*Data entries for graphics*

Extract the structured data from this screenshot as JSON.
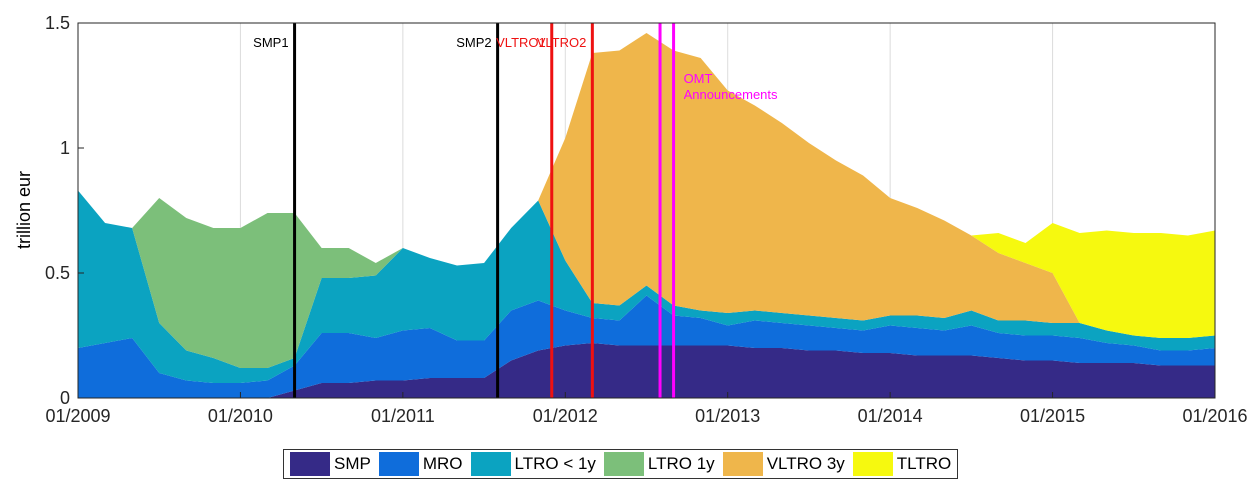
{
  "chart_data": {
    "type": "stacked-area",
    "ylabel": "trillion eur",
    "x": [
      "01/2009",
      "03/2009",
      "05/2009",
      "07/2009",
      "09/2009",
      "11/2009",
      "01/2010",
      "03/2010",
      "05/2010",
      "07/2010",
      "09/2010",
      "11/2010",
      "01/2011",
      "03/2011",
      "05/2011",
      "07/2011",
      "09/2011",
      "11/2011",
      "01/2012",
      "03/2012",
      "05/2012",
      "07/2012",
      "09/2012",
      "11/2012",
      "01/2013",
      "03/2013",
      "05/2013",
      "07/2013",
      "09/2013",
      "11/2013",
      "01/2014",
      "03/2014",
      "05/2014",
      "07/2014",
      "09/2014",
      "11/2014",
      "01/2015",
      "03/2015",
      "05/2015",
      "07/2015",
      "09/2015",
      "11/2015",
      "01/2016"
    ],
    "series": [
      {
        "name": "SMP",
        "color": "#352a87",
        "values": [
          0,
          0,
          0,
          0,
          0,
          0,
          0,
          0,
          0.03,
          0.06,
          0.06,
          0.07,
          0.07,
          0.08,
          0.08,
          0.08,
          0.15,
          0.19,
          0.21,
          0.22,
          0.21,
          0.21,
          0.21,
          0.21,
          0.21,
          0.2,
          0.2,
          0.19,
          0.19,
          0.18,
          0.18,
          0.17,
          0.17,
          0.17,
          0.16,
          0.15,
          0.15,
          0.14,
          0.14,
          0.14,
          0.13,
          0.13,
          0.13
        ]
      },
      {
        "name": "MRO",
        "color": "#0f6ddb",
        "values": [
          0.2,
          0.22,
          0.24,
          0.1,
          0.07,
          0.06,
          0.06,
          0.07,
          0.1,
          0.2,
          0.2,
          0.17,
          0.2,
          0.2,
          0.15,
          0.15,
          0.2,
          0.2,
          0.14,
          0.1,
          0.1,
          0.2,
          0.12,
          0.11,
          0.08,
          0.11,
          0.1,
          0.1,
          0.09,
          0.09,
          0.11,
          0.11,
          0.1,
          0.12,
          0.1,
          0.1,
          0.1,
          0.1,
          0.08,
          0.07,
          0.06,
          0.06,
          0.07
        ]
      },
      {
        "name": "LTRO < 1y",
        "color": "#0ba3c1",
        "values": [
          0.63,
          0.48,
          0.44,
          0.2,
          0.12,
          0.1,
          0.06,
          0.05,
          0.03,
          0.22,
          0.22,
          0.25,
          0.33,
          0.28,
          0.3,
          0.31,
          0.33,
          0.4,
          0.2,
          0.06,
          0.06,
          0.04,
          0.04,
          0.03,
          0.05,
          0.04,
          0.04,
          0.04,
          0.04,
          0.04,
          0.04,
          0.05,
          0.05,
          0.06,
          0.05,
          0.06,
          0.05,
          0.06,
          0.05,
          0.04,
          0.05,
          0.05,
          0.05
        ]
      },
      {
        "name": "LTRO 1y",
        "color": "#7cbf7a",
        "values": [
          0,
          0,
          0,
          0.5,
          0.53,
          0.52,
          0.56,
          0.62,
          0.58,
          0.12,
          0.12,
          0.05,
          0,
          0,
          0,
          0,
          0,
          0,
          0,
          0,
          0,
          0,
          0,
          0,
          0,
          0,
          0,
          0,
          0,
          0,
          0,
          0,
          0,
          0,
          0,
          0,
          0,
          0,
          0,
          0,
          0,
          0,
          0
        ]
      },
      {
        "name": "VLTRO 3y",
        "color": "#efb64b",
        "values": [
          0,
          0,
          0,
          0,
          0,
          0,
          0,
          0,
          0,
          0,
          0,
          0,
          0,
          0,
          0,
          0,
          0,
          0,
          0.49,
          1.0,
          1.02,
          1.01,
          1.02,
          1.01,
          0.89,
          0.82,
          0.76,
          0.69,
          0.63,
          0.58,
          0.47,
          0.43,
          0.39,
          0.3,
          0.27,
          0.23,
          0.2,
          0,
          0,
          0,
          0,
          0,
          0
        ]
      },
      {
        "name": "TLTRO",
        "color": "#f6f90f",
        "values": [
          0,
          0,
          0,
          0,
          0,
          0,
          0,
          0,
          0,
          0,
          0,
          0,
          0,
          0,
          0,
          0,
          0,
          0,
          0,
          0,
          0,
          0,
          0,
          0,
          0,
          0,
          0,
          0,
          0,
          0,
          0,
          0,
          0,
          0,
          0.08,
          0.08,
          0.2,
          0.36,
          0.4,
          0.41,
          0.42,
          0.41,
          0.42
        ]
      }
    ],
    "xlim": [
      "01/2009",
      "01/2016"
    ],
    "xticks": [
      "01/2009",
      "01/2010",
      "01/2011",
      "01/2012",
      "01/2013",
      "01/2014",
      "01/2015",
      "01/2016"
    ],
    "ylim": [
      0,
      1.5
    ],
    "yticks": [
      0,
      0.5,
      1,
      1.5
    ],
    "grid": true,
    "events": [
      {
        "x": "05/2010",
        "label": "SMP1",
        "color": "#000000"
      },
      {
        "x": "08/2011",
        "label": "SMP2",
        "color": "#000000"
      },
      {
        "x": "12/2011",
        "label": "VLTRO1",
        "color": "#ee1111"
      },
      {
        "x": "03/2012",
        "label": "VLTRO2",
        "color": "#ee1111"
      },
      {
        "x": "08/2012",
        "label": null,
        "color": "#ff00ff"
      },
      {
        "x": "09/2012",
        "label": "OMT Announcements",
        "color": "#ff00ff"
      }
    ]
  }
}
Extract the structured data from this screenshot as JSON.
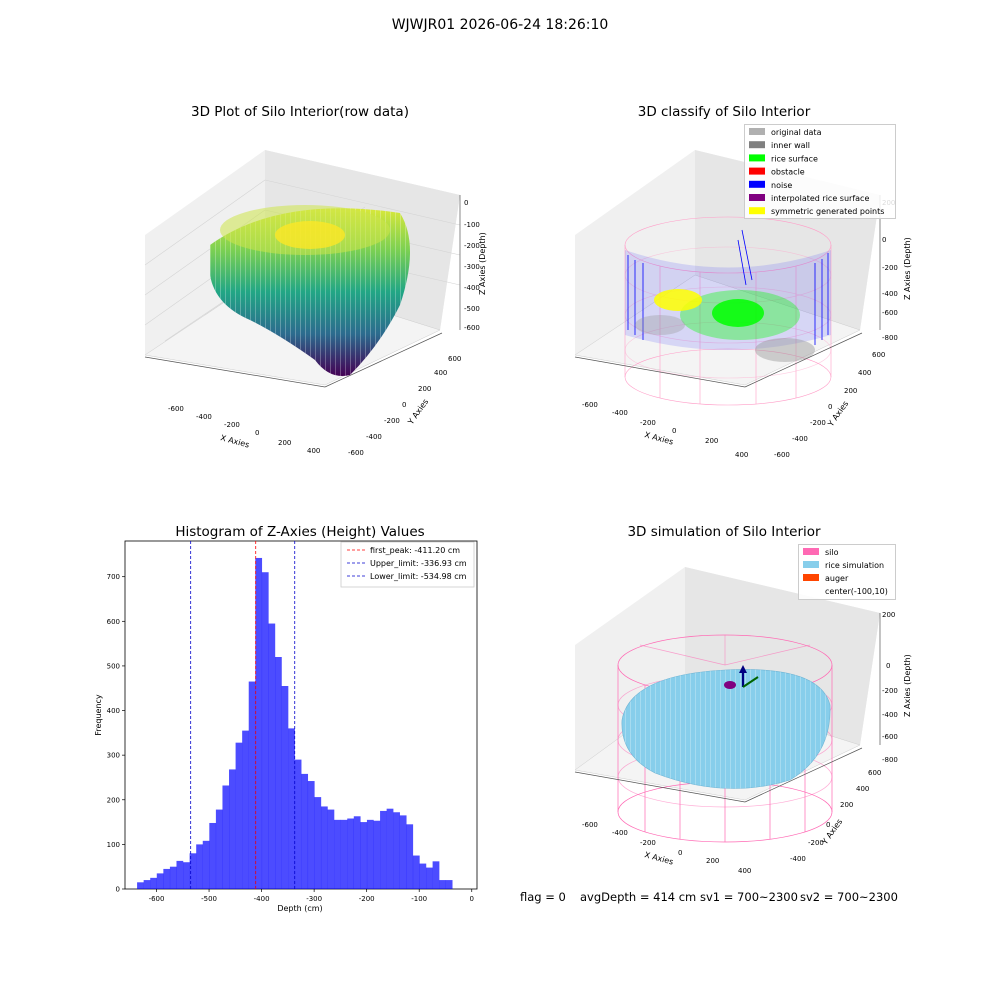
{
  "figure": {
    "suptitle": "WJWJR01 2026-06-24 18:26:10"
  },
  "status": {
    "flag": "flag = 0",
    "avg_depth": "avgDepth = 414 cm",
    "sv1": "sv1 = 700~2300",
    "sv2": "sv2 = 700~2300"
  },
  "chart_data": [
    {
      "type": "scatter",
      "title": "3D Plot of Silo Interior(row data)",
      "xlabel": "X Axies",
      "ylabel": "Y Axies",
      "zlabel": "Z Axies (Depth)",
      "x_ticks": [
        "-600",
        "-400",
        "-200",
        "0",
        "200",
        "400"
      ],
      "y_ticks": [
        "-600",
        "-400",
        "-200",
        "0",
        "200",
        "400",
        "600"
      ],
      "z_ticks": [
        "0",
        "-100",
        "-200",
        "-300",
        "-400",
        "-500",
        "-600"
      ],
      "colormap": "viridis"
    },
    {
      "type": "scatter",
      "title": "3D classify of Silo Interior",
      "xlabel": "X Axies",
      "ylabel": "Y Axies",
      "zlabel": "Z Axies (Depth)",
      "x_ticks": [
        "-600",
        "-400",
        "-200",
        "0",
        "200",
        "400"
      ],
      "y_ticks": [
        "-600",
        "-400",
        "-200",
        "0",
        "200",
        "400",
        "600"
      ],
      "z_ticks": [
        "200",
        "0",
        "-200",
        "-400",
        "-600",
        "-800"
      ],
      "legend": [
        {
          "label": "original data",
          "color": "#b0b0b0"
        },
        {
          "label": "inner wall",
          "color": "#808080"
        },
        {
          "label": "rice surface",
          "color": "#00ff00"
        },
        {
          "label": "obstacle",
          "color": "#ff0000"
        },
        {
          "label": "noise",
          "color": "#0000ff"
        },
        {
          "label": "interpolated rice surface",
          "color": "#800080"
        },
        {
          "label": "symmetric generated points",
          "color": "#ffff00"
        }
      ]
    },
    {
      "type": "bar",
      "title": "Histogram of Z-Axies (Height) Values",
      "xlabel": "Depth (cm)",
      "ylabel": "Frequency",
      "xlim": [
        -660,
        10
      ],
      "ylim": [
        0,
        780
      ],
      "x_ticks": [
        -600,
        -500,
        -400,
        -300,
        -200,
        -100,
        0
      ],
      "y_ticks": [
        0,
        100,
        200,
        300,
        400,
        500,
        600,
        700
      ],
      "bin_width": 12.5,
      "bin_start": -637,
      "values": [
        15,
        20,
        25,
        35,
        45,
        50,
        63,
        60,
        80,
        100,
        108,
        148,
        178,
        232,
        268,
        328,
        355,
        465,
        742,
        710,
        595,
        520,
        455,
        360,
        290,
        258,
        242,
        206,
        185,
        178,
        155,
        155,
        158,
        163,
        150,
        155,
        153,
        175,
        180,
        172,
        165,
        145,
        75,
        57,
        48,
        62,
        20,
        20
      ],
      "color": "#0000ff",
      "vlines": [
        {
          "x": -411.2,
          "label": "first_peak: -411.20 cm",
          "color": "#ff0000"
        },
        {
          "x": -336.93,
          "label": "Upper_limit: -336.93 cm",
          "color": "#0000cc"
        },
        {
          "x": -534.98,
          "label": "Lower_limit: -534.98 cm",
          "color": "#0000cc"
        }
      ],
      "legend_position": "top-right"
    },
    {
      "type": "surface",
      "title": "3D simulation of Silo Interior",
      "xlabel": "X Axies",
      "ylabel": "Y Axies",
      "zlabel": "Z Axies (Depth)",
      "x_ticks": [
        "-600",
        "-400",
        "-200",
        "0",
        "200",
        "400"
      ],
      "y_ticks": [
        "-400",
        "-200",
        "0",
        "200",
        "400",
        "600"
      ],
      "z_ticks": [
        "200",
        "0",
        "-200",
        "-400",
        "-600",
        "-800"
      ],
      "legend": [
        {
          "label": "silo",
          "color": "#ff69b4"
        },
        {
          "label": "rice simulation",
          "color": "#87ceeb"
        },
        {
          "label": "auger",
          "color": "#ff4500"
        },
        {
          "label": "center(-100,10)",
          "color": ""
        }
      ]
    }
  ]
}
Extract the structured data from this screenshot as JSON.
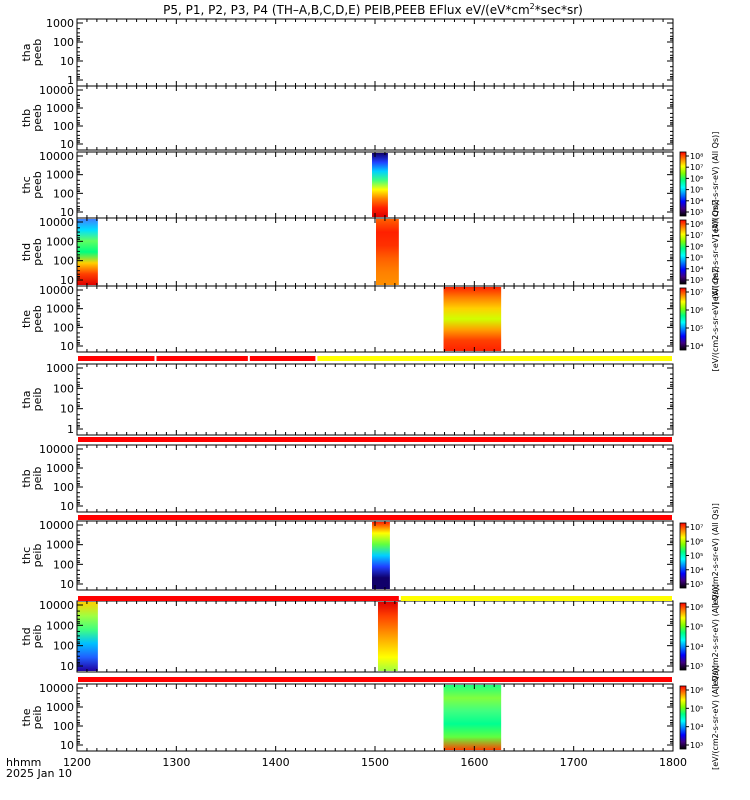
{
  "title": "P5, P1, P2, P3, P4 (TH–A,B,C,D,E) PEIB,PEEB EFlux eV/(eV*cm",
  "title_sup": "2",
  "title_end": "*sec*sr)",
  "chart_data": {
    "type": "heatmap",
    "x_axis": {
      "ticks": [
        1200,
        1300,
        1400,
        1500,
        1600,
        1700,
        1800
      ],
      "labels": [
        "1200",
        "1300",
        "1400",
        "1500",
        "1600",
        "1700",
        "1800"
      ],
      "label_line1": "hhmm",
      "label_line2": "2025 Jan 10",
      "range": [
        1200,
        1800
      ]
    },
    "panels": [
      {
        "probe": "tha",
        "instrument": "peeb",
        "yticks": [
          "1000",
          "100",
          "10",
          "1"
        ],
        "ylim": [
          1,
          2000
        ],
        "log": true,
        "spectra": []
      },
      {
        "probe": "thb",
        "instrument": "peeb",
        "yticks": [
          "10000",
          "1000",
          "100",
          "10"
        ],
        "ylim": [
          7,
          20000
        ],
        "log": true,
        "spectra": []
      },
      {
        "probe": "thc",
        "instrument": "peeb",
        "yticks": [
          "10000",
          "1000",
          "100",
          "10"
        ],
        "ylim": [
          7,
          40000
        ],
        "log": true,
        "spectra": [
          {
            "t_start": 1497,
            "t_end": 1513,
            "gradient": [
              "#10006a",
              "#2040ff",
              "#00d0ff",
              "#40ff80",
              "#ffff00",
              "#ff8000",
              "#ff2000",
              "#e00000"
            ]
          }
        ]
      },
      {
        "probe": "thd",
        "instrument": "peeb",
        "yticks": [
          "10000",
          "1000",
          "100",
          "10"
        ],
        "ylim": [
          7,
          40000
        ],
        "log": true,
        "spectra": [
          {
            "t_start": 1200,
            "t_end": 1221,
            "gradient": [
              "#4080ff",
              "#00e0ff",
              "#60ff60",
              "#00ff80",
              "#ffd000",
              "#ff4000",
              "#e00000"
            ]
          },
          {
            "t_start": 1501,
            "t_end": 1524,
            "gradient": [
              "#ff6000",
              "#ff2000",
              "#ff3000",
              "#ff6000",
              "#ff8000",
              "#ff9000"
            ]
          }
        ]
      },
      {
        "probe": "the",
        "instrument": "peeb",
        "yticks": [
          "10000",
          "1000",
          "100",
          "10"
        ],
        "ylim": [
          5,
          40000
        ],
        "log": true,
        "spectra": [
          {
            "t_start": 1569,
            "t_end": 1627,
            "gradient": [
              "#ff2000",
              "#ff8000",
              "#ffd000",
              "#d0ff00",
              "#ffa000",
              "#ff4000",
              "#ff2000"
            ]
          }
        ]
      },
      {
        "probe": "tha",
        "instrument": "peib",
        "yticks": [
          "1000",
          "100",
          "10",
          "1"
        ],
        "ylim": [
          0.5,
          2000
        ],
        "log": true,
        "spectra": []
      },
      {
        "probe": "thb",
        "instrument": "peib",
        "yticks": [
          "10000",
          "1000",
          "100",
          "10"
        ],
        "ylim": [
          5,
          20000
        ],
        "log": true,
        "spectra": []
      },
      {
        "probe": "thc",
        "instrument": "peib",
        "yticks": [
          "10000",
          "1000",
          "100",
          "10"
        ],
        "ylim": [
          4,
          40000
        ],
        "log": true,
        "spectra": [
          {
            "t_start": 1497,
            "t_end": 1515,
            "gradient": [
              "#ff2000",
              "#ffff00",
              "#60ff40",
              "#00d0ff",
              "#2040ff",
              "#10006a",
              "#10006a"
            ]
          }
        ]
      },
      {
        "probe": "thd",
        "instrument": "peib",
        "yticks": [
          "10000",
          "1000",
          "100",
          "10"
        ],
        "ylim": [
          4,
          40000
        ],
        "log": true,
        "spectra": [
          {
            "t_start": 1200,
            "t_end": 1221,
            "gradient": [
              "#ffd000",
              "#a0ff40",
              "#40ff80",
              "#00c0ff",
              "#2060ff",
              "#2000a0"
            ]
          },
          {
            "t_start": 1503,
            "t_end": 1523,
            "gradient": [
              "#e00000",
              "#ff4000",
              "#ff8000",
              "#ffc000",
              "#ffff00",
              "#a0ff40"
            ]
          }
        ]
      },
      {
        "probe": "the",
        "instrument": "peib",
        "yticks": [
          "10000",
          "1000",
          "100",
          "10"
        ],
        "ylim": [
          5,
          40000
        ],
        "log": true,
        "spectra": [
          {
            "t_start": 1569,
            "t_end": 1627,
            "gradient": [
              "#20ff80",
              "#80ff40",
              "#40ff80",
              "#00ff90",
              "#60ff40",
              "#ff4000"
            ]
          }
        ]
      }
    ],
    "status_bars": [
      {
        "segments": [
          {
            "t_start": 1200,
            "t_end": 1279,
            "color": "#ff0000"
          },
          {
            "t_start": 1279,
            "t_end": 1373,
            "color": "#ff0000"
          },
          {
            "t_start": 1373,
            "t_end": 1441,
            "color": "#ff0000"
          },
          {
            "t_start": 1441,
            "t_end": 1800,
            "color": "#ffff00"
          }
        ]
      },
      {
        "segments": [
          {
            "t_start": 1200,
            "t_end": 1800,
            "color": "#ff0000"
          }
        ]
      },
      {
        "segments": [
          {
            "t_start": 1200,
            "t_end": 1800,
            "color": "#ff0000"
          }
        ]
      },
      {
        "segments": [
          {
            "t_start": 1200,
            "t_end": 1525,
            "color": "#ff0000"
          },
          {
            "t_start": 1525,
            "t_end": 1800,
            "color": "#ffff00"
          }
        ]
      },
      {
        "segments": [
          {
            "t_start": 1200,
            "t_end": 1800,
            "color": "#ff0000"
          }
        ]
      }
    ],
    "colorbars": [
      {
        "label": "[eV/(cm2-s-sr-eV) (All Qs)]",
        "ticks": [
          "10⁸",
          "10⁷",
          "10⁶",
          "10⁵",
          "10⁴",
          "10³"
        ]
      },
      {
        "label": "[eV/(cm2-s-sr-eV) (All Qs)]",
        "ticks": [
          "10⁸",
          "10⁷",
          "10⁶",
          "10⁵",
          "10⁴",
          "10³"
        ]
      },
      {
        "label": "[eV/(cm2-s-sr-eV) (All Qs)]",
        "ticks": [
          "10⁷",
          "10⁶",
          "10⁵",
          "10⁴"
        ]
      },
      {
        "label": "[eV/(cm2-s-sr-eV) (All Qs)]",
        "ticks": [
          "10⁷",
          "10⁶",
          "10⁵",
          "10⁴",
          "10³"
        ]
      },
      {
        "label": "[eV/(cm2-s-sr-eV) (All Qs)]",
        "ticks": [
          "10⁶",
          "10⁵",
          "10⁴",
          "10³"
        ]
      },
      {
        "label": "[eV/(cm2-s-sr-eV) (All Qs)]",
        "ticks": [
          "10⁶",
          "10⁵",
          "10⁴",
          "10³"
        ]
      }
    ],
    "colorbar_palette": [
      "#ff0000",
      "#ff8000",
      "#ffff00",
      "#80ff00",
      "#00ff80",
      "#00ffff",
      "#0080ff",
      "#0000ff",
      "#400080",
      "#000000"
    ]
  }
}
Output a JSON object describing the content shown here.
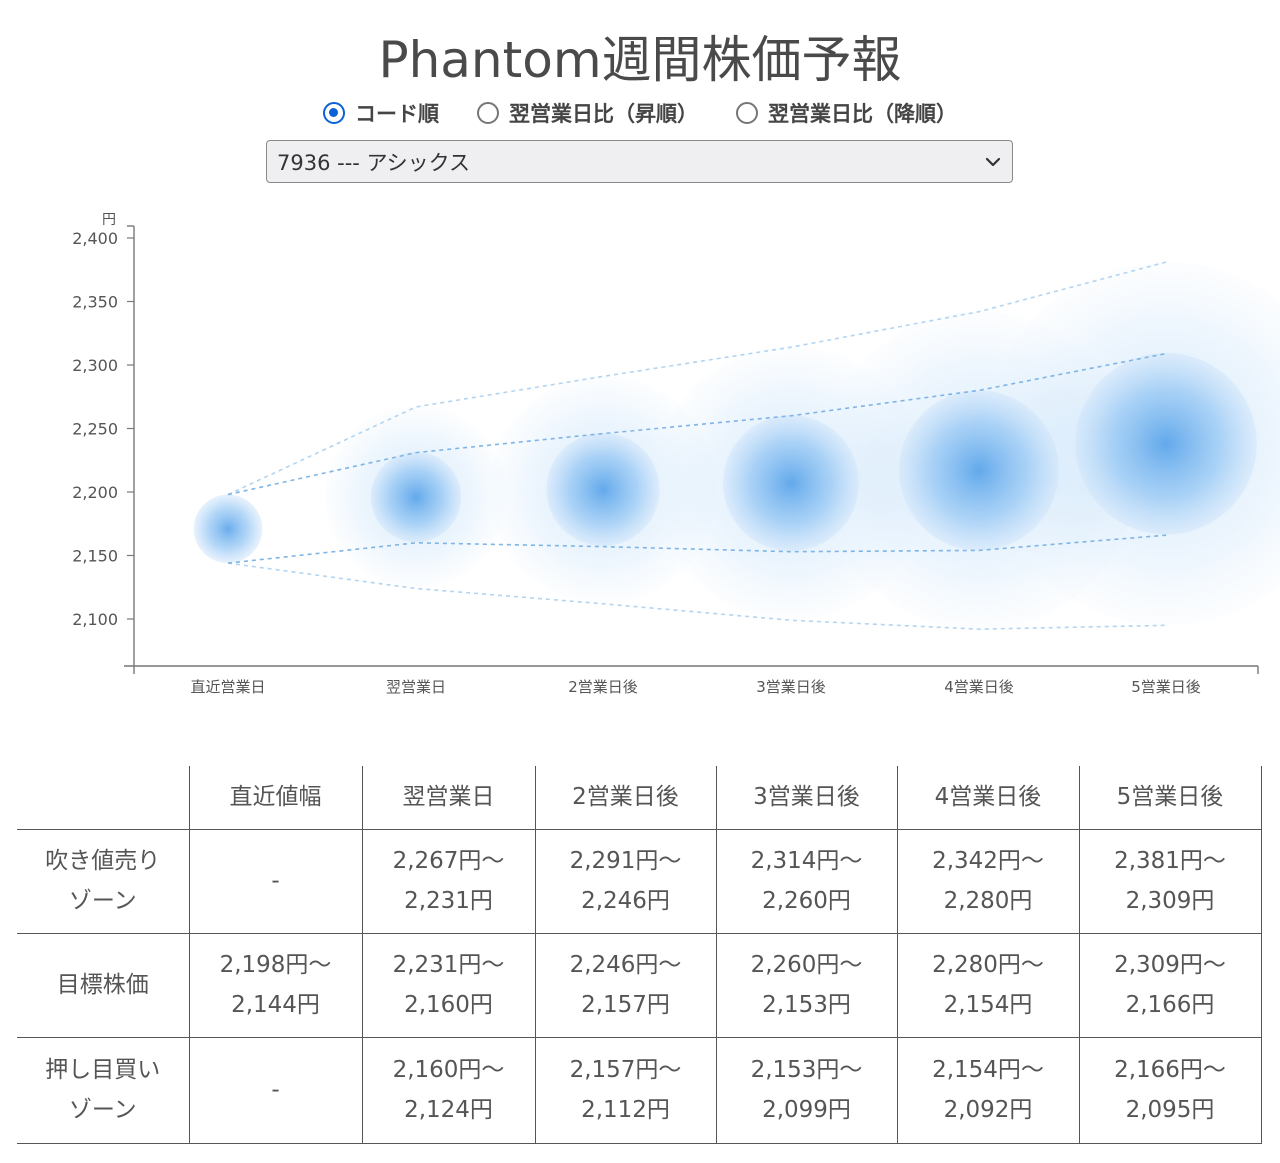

*What is needed*
Extract every line that has the string "rice" in it.

*Solution for this exercise*
          "label": "rice surface",
          "label": "interpolated rice surface",
          "label": "rice simulation",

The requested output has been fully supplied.